[Dataset entries]
########

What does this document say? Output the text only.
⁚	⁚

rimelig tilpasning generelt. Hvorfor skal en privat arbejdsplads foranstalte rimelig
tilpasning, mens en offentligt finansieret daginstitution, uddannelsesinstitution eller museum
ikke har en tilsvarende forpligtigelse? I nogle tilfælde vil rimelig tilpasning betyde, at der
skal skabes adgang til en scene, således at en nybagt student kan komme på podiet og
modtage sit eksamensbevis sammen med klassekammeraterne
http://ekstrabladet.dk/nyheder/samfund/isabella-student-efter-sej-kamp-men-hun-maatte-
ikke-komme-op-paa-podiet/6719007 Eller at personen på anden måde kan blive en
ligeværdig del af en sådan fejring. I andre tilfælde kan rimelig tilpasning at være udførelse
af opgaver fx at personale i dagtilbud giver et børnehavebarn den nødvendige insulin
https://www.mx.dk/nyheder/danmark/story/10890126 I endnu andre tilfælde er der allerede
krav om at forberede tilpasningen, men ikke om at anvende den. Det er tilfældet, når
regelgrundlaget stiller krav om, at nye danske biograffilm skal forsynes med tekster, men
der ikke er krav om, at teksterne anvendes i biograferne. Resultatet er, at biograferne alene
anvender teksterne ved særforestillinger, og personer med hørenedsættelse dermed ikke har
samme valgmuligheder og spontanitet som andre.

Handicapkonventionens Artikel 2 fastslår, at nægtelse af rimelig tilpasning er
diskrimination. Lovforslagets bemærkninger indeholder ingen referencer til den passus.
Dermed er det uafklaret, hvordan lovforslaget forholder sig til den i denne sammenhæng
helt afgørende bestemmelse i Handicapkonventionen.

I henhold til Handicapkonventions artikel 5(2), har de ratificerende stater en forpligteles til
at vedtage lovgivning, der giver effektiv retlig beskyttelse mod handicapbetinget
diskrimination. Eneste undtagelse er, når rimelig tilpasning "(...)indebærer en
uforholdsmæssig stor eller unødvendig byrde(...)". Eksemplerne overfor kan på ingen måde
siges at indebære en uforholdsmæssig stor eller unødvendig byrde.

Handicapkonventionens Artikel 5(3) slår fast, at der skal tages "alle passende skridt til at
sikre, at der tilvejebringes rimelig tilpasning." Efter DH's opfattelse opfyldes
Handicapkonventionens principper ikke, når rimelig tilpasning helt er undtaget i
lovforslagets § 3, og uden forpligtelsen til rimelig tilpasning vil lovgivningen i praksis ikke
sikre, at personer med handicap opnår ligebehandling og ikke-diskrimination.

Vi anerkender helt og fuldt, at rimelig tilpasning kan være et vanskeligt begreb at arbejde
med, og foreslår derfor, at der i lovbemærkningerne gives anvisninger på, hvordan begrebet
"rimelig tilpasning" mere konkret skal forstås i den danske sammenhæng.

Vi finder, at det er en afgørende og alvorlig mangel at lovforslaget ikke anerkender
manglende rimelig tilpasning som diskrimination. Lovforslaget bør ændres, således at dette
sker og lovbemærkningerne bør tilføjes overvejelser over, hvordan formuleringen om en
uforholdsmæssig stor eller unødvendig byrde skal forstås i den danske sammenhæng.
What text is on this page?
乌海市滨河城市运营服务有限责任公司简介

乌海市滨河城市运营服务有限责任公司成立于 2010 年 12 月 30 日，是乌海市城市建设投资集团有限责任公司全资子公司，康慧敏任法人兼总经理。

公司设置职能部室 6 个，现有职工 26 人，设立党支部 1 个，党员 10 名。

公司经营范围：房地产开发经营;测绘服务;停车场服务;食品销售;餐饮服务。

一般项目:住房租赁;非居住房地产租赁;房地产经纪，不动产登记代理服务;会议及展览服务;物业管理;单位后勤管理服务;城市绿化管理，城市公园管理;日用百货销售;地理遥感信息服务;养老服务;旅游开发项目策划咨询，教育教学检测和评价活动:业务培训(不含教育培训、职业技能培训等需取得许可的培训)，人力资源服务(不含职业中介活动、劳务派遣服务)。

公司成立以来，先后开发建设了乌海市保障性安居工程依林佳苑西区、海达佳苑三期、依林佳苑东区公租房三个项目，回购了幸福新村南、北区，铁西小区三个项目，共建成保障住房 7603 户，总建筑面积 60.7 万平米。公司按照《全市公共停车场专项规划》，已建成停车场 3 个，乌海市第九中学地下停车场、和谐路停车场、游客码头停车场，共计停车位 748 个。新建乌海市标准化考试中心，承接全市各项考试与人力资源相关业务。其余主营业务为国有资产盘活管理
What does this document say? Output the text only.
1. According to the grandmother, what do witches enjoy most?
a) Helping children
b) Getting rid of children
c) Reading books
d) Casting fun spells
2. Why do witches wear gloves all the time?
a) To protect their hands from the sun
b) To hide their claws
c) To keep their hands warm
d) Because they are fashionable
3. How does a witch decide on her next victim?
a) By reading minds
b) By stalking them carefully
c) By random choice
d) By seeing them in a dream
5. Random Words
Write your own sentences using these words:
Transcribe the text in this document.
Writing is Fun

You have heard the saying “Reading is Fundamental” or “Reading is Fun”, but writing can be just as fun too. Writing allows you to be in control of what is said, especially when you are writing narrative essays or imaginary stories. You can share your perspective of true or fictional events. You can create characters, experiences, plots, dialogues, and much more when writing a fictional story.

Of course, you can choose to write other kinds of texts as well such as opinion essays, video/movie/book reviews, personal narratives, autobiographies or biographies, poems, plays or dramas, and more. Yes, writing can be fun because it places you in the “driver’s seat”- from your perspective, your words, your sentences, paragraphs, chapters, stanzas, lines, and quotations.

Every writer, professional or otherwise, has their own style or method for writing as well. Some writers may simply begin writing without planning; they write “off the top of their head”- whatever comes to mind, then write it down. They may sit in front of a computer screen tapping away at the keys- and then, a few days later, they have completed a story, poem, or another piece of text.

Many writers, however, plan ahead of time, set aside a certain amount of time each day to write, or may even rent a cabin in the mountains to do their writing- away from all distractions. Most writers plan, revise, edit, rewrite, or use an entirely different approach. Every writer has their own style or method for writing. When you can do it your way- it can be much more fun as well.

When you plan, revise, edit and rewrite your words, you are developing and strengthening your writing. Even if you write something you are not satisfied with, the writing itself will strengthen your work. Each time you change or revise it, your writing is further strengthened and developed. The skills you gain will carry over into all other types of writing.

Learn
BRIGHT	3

########

Prompt
Filter lines by "være" and return each hit.

Problem solution
ligeværdig del af en sådan fejring. I andre tilfælde kan rimelig tilpasning at være udførelse
Vi anerkender helt og fuldt, at rimelig tilpasning kan være et vanskeligt begreb at arbejde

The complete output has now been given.